**TEXT EXTRACT**
○ ○ ○ ○

Nature seems to have done the same thing by her two infinities, natural and moral; for we shall always have the higher and the lower, the more clever and the less clever, the most exalted and the meanest, in order to humble our pride, and exalt our humility.
532
Comminutum cor (Saint Paul). This is the Christian character. Alba has named you, I know you no more (Corneille).[198] That is the inhuman character. The human character is the opposite.
533
There are only two kinds of men: the righteous who believe themselves sinners; the rest, sinners, who believe themselves righteous.
534
We owe a great debt to those who point out faults. For they mortify us. They teach us that we have been despised. They do not prevent our being so in the future; for we have many other faults for which we may be despised. They prepare for us the exercise of correction and freedom from fault.
535
Man is so made that by continually telling him he is a fool he believes it, and by continually telling it to himself he makes himself believe it. For man holds an inward talk with his self alone, which it behoves him to regulate well: Corrumpunt bonos mores colloquia prava.[199] We must keep silent as much as possible and talk with ourselves only of God, whom we know to be true; and thus we convince ourselves of the truth.
536
Christianity is strange. It bids man recognise that he is vile, even abominable, and bids him desire to be like God. Without such a counterpoise, this dignity would make him horribly vain, or this humiliation would make him terribly abject.
537
With how little pride does a Christian believe himself united to God! With how little humiliation does he place himself on a level with the worms of earth!
A glorious manner to welcome life and death, good and evil!
538
What difference in point of obedience is there between a soldier and a Carthusian monk? For both are equally under obedience and dependent, both engaged in equally painful exercises. But the soldier always hopes to command, and never attains this, for even captains and princes are ever slaves and dependants; still he ever hopes and ever works to attain this. Whereas the Carthusian monk makes a vow to be always dependent. So they do not differ in their perpetual thraldom, in which both of them always exist, but in the hope, which one always has, and the other never.
539
The hope which Christians have of possessing an infinite good is mingled with real enjoyment as well as with fear; for it is not as with those who should hope for a kingdom, of which they, being subjects, would have nothing; but they hope for holiness, for freedom from injustice, and they have something of this.
540
None is so happy as a true Christian, nor so reasonable, virtuous, or amiable.
541
The Christian religion alone makes man altogether lovable and happy. In honesty, we cannot perhaps be altogether lovable and happy.
542
Preface.—The metaphysical proofs of God are so remote from the reasoning of men, and so complicated, that they make little impression; and if they should be of service to some, it would be only during the moment that they see such demonstration; but an hour afterwards they fear they have been mistaken.
Quod curiositate cognoverunt superbia amiserunt.[200]
This is the result of the knowledge of God obtained without Jesus Christ; it is communion without a mediator with the God whom they have known without a mediator. Whereas those who have known God by a mediator know their own wretchedness.
543
The God of the Christians is a God who makes the soul feel that He is her only good, that her only rest is in Him, that her only delight is in loving Him; and who makes her at the same time abhor the obstacles which keep her back, and prevent her from loving God with all her strength. Self-love and lust, which hinder us, are unbearable to her. Thus God makes her feel that she has this root of self-love which destroys her, and which He alone can cure.

○ ○ ○ ○

**ROWS**
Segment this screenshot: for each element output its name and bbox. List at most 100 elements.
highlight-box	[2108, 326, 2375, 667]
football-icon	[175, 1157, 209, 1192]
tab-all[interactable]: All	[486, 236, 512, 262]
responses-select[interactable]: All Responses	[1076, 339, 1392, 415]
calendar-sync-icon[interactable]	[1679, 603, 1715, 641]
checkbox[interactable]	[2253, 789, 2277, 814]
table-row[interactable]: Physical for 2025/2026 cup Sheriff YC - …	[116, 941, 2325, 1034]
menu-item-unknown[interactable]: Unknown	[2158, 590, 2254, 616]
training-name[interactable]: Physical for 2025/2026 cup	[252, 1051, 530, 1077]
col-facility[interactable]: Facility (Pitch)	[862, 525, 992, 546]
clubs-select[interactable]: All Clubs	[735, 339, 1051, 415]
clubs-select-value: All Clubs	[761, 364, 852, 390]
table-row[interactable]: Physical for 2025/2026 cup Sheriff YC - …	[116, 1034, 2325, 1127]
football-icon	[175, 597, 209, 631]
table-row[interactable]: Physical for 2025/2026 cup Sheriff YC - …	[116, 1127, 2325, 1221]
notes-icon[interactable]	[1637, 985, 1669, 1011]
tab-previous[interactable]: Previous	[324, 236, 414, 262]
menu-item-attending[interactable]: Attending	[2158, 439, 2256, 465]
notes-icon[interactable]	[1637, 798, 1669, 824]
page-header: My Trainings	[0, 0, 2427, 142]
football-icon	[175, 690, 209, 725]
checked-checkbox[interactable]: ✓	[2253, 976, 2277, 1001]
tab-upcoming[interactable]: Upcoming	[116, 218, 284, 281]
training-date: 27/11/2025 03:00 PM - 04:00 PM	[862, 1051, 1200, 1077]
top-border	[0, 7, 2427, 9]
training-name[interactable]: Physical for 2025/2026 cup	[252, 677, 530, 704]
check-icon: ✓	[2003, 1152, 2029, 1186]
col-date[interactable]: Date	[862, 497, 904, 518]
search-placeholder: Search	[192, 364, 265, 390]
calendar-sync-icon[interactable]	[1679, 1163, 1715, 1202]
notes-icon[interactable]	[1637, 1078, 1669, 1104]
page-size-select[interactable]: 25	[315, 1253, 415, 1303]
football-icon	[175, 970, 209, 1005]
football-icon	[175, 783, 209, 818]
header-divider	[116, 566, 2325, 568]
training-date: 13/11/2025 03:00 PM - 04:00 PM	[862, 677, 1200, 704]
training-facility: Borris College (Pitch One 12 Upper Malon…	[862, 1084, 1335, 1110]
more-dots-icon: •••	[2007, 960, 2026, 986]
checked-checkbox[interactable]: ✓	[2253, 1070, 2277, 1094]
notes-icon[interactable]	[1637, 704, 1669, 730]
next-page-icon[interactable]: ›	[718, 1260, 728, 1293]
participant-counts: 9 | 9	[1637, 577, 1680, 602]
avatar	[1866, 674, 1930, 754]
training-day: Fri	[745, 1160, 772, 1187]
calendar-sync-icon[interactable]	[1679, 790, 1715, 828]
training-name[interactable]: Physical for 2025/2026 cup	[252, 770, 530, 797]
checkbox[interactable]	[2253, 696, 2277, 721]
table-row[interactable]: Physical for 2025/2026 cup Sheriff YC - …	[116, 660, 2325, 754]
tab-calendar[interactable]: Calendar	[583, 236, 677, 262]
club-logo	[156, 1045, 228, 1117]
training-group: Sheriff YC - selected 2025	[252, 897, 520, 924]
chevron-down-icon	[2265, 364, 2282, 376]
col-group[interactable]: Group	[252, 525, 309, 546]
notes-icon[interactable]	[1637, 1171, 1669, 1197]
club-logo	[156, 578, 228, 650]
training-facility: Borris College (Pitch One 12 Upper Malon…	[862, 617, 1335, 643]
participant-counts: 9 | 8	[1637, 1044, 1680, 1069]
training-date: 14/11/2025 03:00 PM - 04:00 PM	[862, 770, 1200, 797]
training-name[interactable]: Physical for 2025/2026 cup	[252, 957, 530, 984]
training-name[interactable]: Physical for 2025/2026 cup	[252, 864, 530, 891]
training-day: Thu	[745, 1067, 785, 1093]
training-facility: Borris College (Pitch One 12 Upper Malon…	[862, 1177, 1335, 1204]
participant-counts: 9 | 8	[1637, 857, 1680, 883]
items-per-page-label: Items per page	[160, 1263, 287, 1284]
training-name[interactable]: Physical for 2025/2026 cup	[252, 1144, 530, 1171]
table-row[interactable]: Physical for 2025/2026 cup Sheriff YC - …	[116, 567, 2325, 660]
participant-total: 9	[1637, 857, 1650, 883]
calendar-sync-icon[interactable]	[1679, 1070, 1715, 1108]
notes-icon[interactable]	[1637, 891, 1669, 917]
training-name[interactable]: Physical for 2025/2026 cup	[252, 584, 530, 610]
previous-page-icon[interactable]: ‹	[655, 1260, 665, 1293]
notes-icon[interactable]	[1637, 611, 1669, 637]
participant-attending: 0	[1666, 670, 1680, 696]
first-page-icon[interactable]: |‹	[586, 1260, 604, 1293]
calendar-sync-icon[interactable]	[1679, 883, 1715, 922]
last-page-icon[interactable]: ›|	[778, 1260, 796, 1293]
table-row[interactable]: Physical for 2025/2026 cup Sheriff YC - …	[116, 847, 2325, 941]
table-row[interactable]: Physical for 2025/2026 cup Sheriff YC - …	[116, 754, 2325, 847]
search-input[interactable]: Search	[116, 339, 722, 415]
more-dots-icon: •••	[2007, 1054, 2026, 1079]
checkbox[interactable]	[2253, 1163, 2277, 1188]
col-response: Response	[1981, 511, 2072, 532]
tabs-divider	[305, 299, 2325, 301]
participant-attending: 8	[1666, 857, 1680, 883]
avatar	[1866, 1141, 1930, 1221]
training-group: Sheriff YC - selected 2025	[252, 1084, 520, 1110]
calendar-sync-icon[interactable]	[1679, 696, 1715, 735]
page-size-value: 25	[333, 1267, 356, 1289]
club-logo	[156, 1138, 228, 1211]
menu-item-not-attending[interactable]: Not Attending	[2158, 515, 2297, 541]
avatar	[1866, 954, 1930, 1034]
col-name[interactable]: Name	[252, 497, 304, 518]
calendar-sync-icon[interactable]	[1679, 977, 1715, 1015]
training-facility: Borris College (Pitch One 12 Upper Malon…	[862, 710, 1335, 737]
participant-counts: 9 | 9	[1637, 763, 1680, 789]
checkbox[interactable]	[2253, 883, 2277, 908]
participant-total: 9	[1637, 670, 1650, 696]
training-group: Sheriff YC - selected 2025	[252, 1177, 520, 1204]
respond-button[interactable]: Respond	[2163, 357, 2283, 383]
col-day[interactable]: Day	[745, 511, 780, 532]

○ ○ ○ ○

**PROBLEMS TO SOLVE**
**1)** Which Latin phrases appear in the reflections on pride and humility?
**2)** Can you carry the reflections on pride and humility forward from their final sentence?
The records are separate material and have no connection to the reflections on pride and humility.

**ANSWERS BY TASK**
**1)**
- Comminutum cor
- Corrumpunt bonos mores colloquia prava
- Quod curiositate cognoverunt superbia amiserunt

**2)**
544
Jesus Christ did nothing but teach men that they loved themselves, that they were slaves, blind, sick, wretched, and sinners; that He must deliver them, enlighten, bless, and heal them; that this would be effected by hating self, and by following Him through suffering and the death on the cross.
545
Without Jesus Christ man must be in vice and misery; with Jesus Christ man is free from vice and misery; in Him is all our virtue and all our happiness. Apart from Him there is but vice, misery, darkness, death, despair.
546
We know God only by Jesus Christ. Without this mediator all communion with God is taken away; through Jesus Christ we know God. All those who have claimed to know God, and to prove Him without Jesus Christ, have had only weak proofs. But in proof of Jesus Christ we have the prophecies, which are solid and palpable proofs. And these prophecies, being accomplished and proved true by the event, mark the certainty of these truths, and therefore the divinity of Christ. In Him then, and through Him, we know God. Apart from Him, and without the Scripture, without original sin, without a necessary Mediator promised and come, we cannot absolutely prove God, nor teach right doctrine and right morality. But through Jesus Christ, and in Jesus Christ, we prove God, and teach morality and doctrine. Jesus Christ is then the true God of men.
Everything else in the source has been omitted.